Extracted records -
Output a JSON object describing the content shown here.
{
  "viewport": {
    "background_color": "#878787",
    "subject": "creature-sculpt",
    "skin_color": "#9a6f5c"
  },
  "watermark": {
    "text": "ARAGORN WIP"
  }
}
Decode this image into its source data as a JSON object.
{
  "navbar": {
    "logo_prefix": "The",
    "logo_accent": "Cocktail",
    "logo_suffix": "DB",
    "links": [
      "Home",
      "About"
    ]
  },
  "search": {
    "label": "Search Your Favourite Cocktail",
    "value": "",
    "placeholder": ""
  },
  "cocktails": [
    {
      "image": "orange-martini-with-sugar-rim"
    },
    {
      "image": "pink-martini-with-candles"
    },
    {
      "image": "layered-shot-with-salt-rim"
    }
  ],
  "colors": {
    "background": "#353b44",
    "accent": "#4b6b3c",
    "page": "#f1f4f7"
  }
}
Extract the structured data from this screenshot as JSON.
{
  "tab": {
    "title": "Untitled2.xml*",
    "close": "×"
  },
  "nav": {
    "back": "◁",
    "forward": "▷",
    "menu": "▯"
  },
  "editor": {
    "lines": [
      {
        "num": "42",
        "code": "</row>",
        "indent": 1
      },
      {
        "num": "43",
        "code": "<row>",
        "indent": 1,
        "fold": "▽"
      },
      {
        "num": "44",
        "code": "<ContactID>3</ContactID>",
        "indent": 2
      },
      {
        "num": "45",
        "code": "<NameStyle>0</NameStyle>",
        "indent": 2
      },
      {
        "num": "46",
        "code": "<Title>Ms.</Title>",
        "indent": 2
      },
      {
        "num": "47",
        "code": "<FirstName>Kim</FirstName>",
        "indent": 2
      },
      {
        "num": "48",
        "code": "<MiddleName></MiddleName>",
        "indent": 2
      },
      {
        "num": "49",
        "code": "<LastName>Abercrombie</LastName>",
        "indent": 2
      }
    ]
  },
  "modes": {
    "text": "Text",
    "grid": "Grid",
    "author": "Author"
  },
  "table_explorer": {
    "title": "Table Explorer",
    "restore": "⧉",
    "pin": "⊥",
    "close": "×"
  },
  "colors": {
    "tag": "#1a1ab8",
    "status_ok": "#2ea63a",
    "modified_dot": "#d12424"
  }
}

What this task involves - In how many lines of the data does the string "with" appear? Give only the number.

Full solution - 3